◆ Brief
The sermon text below quotes 2 Corinthians 12:9-10. List everything Paul says there that he delights in for Christ's sake.

◆ Extracted text
Content starts

Some of you may remember Tom Robinson, the founding director of City Centre Ministry here in Halifax. Tom was also the founder of the All Souls’ Clubhouse, an outreach and resource centre to young people in central London. In its early days Tom and his colleagues spent countless hours and gallons of sweat to put together an attractive facility that would house its various activities. Many years later, when he went back for a visit, he found to his horror that almost no evidence of that hard work remained. The building was a shambles. That disappointment quickly evaporated, however, when he visited some of the original members of the club, who were continuing to follow and serve Christ faithfully and devotedly. He was forced to realize that the Holy Spirit is not nearly as interested in building institutions as he is in changing lives.
Doug, I suspect that your experience is the same as mine—that God has taken my “good ideas” (as Peterson put it) and my very limited acts of faith and used them in ways that I might never have imagined. And so, “straining towards what is ahead,” as Paul writes elsewhere, “we press on to take hold of that for which Christ Jesus took hold of me” (Philippians 3:12-13).

Glorified

All of this brings us to the third part of Paul’s prayer for the Thessalonians: that the name of the Lord Jesus might be glorified in them. And really that’s what it’s all about, isn’t it? It’s not me or even the church in the final outcome. It’s Jesus that we’re all about. Like John the Baptist standing in the waters of the Jordan, we recognize that we must decrease if he is to increase.
One of the qualities I have always appreciated in Doug is that he is genuine. I know when he is annoyed about something, or amused, or discouraged, or overjoyed. And I believe that is a quality that the Holy Spirit has used in him (and continues to use) to make Jesus real to others.
Jesus is not going to be glorified by our trying to appear better or holier or more righteous than we are. That is the way of the Pharisees and it will always end in failure. No, as the Bible teaches us again and again, it will only be though God’s grace. By grace we are made right with him; by grace we have heard his call; by grace we have been raised to new life; by grace we are able to enter his presence; by grace we are heirs of eternal life; by grace we have been given the power and gifts of the Holy Spirit; and by grace that same Holy Spirit will somehow take our faltering words and feeble actions that the Lord Jesus might be glorified in us. This was a lesson that none less than the apostle Paul himself had to learn, when he wrote,
But he said to me, ‘My grace is sufficient for you, for my power is made perfect in weakness.’ Therefore I will boast all the more gladly about my weaknesses, so that Christ’s power may rest on me. That is why, for Christ’s sake, I delight in weaknesses, in insults, in hardships, in persecutions, in difficulties. For when I am weak, then I am strong. (2 Corinthians 12:9-10)
Doug, I am grateful for the many ways in which the Lord has displayed and continues to display his grace in you. May he empower you to continue to use both your strengths and your weaknesses to draw others to him—and at this point I think the best thing I can do is to step aside and invite you all to join with me as we bring our brother Doug before the Lord in prayer.
May our God may make you worthy of his calling and may fulfil every resolve for good and every work of faith by his power, so that the name of our Lord Jesus may be glorified in you, and you in him, according to the grace of our God and the Lord Jesus Christ. Amen.

Content ends

Bounding box prediction data:
Content starts

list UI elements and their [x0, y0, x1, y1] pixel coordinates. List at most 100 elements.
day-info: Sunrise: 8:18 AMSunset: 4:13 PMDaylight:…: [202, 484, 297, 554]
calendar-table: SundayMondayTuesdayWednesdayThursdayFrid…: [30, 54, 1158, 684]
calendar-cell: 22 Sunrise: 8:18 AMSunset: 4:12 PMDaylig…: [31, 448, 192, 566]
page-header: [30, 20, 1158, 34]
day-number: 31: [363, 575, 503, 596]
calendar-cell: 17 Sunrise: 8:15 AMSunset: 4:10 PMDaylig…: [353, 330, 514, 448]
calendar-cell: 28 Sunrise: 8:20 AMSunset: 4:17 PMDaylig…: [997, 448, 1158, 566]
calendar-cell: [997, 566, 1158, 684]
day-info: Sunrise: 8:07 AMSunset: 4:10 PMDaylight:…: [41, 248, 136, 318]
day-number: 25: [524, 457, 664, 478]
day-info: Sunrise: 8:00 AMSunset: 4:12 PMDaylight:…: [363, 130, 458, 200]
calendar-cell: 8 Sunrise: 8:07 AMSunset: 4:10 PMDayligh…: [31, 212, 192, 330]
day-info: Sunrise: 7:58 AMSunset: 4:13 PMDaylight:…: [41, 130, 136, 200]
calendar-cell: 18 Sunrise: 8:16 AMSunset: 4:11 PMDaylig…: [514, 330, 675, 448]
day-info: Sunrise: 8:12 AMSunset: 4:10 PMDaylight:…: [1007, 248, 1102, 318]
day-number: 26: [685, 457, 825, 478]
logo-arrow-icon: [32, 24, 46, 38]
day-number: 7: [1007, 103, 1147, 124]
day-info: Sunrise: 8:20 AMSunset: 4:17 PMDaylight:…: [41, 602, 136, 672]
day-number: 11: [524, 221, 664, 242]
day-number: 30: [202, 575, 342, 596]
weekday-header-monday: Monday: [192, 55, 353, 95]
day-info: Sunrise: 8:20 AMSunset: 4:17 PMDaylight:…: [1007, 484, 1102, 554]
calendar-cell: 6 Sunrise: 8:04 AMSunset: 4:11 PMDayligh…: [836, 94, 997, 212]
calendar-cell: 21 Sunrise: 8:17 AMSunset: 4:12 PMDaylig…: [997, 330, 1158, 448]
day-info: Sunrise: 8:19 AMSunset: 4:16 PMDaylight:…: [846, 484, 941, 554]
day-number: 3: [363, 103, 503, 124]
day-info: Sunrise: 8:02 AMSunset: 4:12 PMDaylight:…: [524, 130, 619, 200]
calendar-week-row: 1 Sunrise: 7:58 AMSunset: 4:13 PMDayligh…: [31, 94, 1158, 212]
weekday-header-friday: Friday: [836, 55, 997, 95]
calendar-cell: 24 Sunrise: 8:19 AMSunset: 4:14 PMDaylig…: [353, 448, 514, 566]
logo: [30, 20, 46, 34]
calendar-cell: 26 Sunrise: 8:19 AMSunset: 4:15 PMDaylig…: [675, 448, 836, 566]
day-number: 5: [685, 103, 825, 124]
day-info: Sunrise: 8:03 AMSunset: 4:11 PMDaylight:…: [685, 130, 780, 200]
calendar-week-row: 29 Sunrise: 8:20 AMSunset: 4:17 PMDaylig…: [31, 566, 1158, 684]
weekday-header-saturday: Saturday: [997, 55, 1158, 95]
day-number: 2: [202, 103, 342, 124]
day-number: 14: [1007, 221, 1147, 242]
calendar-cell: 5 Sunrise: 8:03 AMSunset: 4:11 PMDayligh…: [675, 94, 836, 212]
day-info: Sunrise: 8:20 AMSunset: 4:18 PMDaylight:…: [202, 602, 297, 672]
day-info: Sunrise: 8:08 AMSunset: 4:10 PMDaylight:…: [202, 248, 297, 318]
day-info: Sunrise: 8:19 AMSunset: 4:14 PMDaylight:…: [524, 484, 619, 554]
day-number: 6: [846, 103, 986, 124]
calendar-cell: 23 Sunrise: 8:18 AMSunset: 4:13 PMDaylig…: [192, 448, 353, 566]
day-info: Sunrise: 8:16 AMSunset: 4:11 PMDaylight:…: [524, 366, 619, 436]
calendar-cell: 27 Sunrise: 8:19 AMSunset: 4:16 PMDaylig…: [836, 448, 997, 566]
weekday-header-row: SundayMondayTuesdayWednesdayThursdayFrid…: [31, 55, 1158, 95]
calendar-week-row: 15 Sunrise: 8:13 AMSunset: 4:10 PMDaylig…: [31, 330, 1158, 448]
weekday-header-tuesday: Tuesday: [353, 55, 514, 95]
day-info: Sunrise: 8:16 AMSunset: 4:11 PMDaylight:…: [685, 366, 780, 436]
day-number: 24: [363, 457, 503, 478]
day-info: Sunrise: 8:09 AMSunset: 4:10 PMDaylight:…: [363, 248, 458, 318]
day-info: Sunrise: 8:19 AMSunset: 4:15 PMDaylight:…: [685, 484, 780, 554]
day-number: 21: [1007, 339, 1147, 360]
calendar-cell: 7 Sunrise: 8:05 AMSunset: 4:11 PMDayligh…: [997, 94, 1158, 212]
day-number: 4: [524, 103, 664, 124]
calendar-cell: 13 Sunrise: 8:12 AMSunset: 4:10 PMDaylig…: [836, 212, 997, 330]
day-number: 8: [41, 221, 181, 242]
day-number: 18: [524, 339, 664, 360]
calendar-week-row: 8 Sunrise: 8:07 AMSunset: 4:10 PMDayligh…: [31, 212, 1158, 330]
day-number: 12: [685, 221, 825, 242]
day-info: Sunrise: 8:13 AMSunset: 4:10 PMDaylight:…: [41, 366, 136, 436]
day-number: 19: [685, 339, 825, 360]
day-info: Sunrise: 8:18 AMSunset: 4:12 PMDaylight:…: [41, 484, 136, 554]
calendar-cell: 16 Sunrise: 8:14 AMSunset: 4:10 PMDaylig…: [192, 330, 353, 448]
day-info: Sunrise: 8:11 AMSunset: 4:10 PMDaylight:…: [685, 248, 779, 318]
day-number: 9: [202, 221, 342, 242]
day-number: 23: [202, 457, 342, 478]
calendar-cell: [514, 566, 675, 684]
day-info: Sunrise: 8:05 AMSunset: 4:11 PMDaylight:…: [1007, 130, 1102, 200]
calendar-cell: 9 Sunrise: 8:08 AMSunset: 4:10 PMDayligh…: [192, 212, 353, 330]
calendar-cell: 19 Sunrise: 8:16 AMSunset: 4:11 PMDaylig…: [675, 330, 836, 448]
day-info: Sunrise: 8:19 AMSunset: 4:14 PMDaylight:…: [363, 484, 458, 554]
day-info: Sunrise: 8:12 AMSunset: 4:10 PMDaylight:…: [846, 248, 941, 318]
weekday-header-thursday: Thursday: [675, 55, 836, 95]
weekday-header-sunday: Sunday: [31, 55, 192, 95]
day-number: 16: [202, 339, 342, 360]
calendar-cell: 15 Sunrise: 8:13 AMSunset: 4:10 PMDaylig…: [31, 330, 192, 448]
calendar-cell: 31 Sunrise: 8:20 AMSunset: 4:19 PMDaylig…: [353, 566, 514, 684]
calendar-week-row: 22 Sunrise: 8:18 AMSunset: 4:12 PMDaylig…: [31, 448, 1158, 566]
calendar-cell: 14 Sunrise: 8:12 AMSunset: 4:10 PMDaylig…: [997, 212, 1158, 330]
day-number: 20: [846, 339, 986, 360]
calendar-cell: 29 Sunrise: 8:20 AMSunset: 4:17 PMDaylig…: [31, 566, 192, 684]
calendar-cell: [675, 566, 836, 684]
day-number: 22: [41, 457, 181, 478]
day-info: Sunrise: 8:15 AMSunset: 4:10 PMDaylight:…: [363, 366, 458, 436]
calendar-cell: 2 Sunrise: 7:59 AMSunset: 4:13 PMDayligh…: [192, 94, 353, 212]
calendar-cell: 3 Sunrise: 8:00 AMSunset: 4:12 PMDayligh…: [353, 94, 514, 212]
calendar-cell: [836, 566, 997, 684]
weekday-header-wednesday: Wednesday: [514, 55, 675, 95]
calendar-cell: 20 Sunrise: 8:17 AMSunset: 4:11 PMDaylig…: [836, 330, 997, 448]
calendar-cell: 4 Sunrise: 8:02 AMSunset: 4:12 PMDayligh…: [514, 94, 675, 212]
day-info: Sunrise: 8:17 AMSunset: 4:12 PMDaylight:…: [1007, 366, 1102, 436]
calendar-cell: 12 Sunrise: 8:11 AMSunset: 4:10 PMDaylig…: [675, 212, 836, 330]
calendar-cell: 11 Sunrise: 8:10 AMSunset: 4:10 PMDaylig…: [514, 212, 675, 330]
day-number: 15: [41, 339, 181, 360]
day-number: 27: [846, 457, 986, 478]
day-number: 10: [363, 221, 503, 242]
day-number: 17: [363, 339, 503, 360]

Content ends

◆ Solution to this task
- weaknesses
- insults
- hardships
- persecutions
- difficulties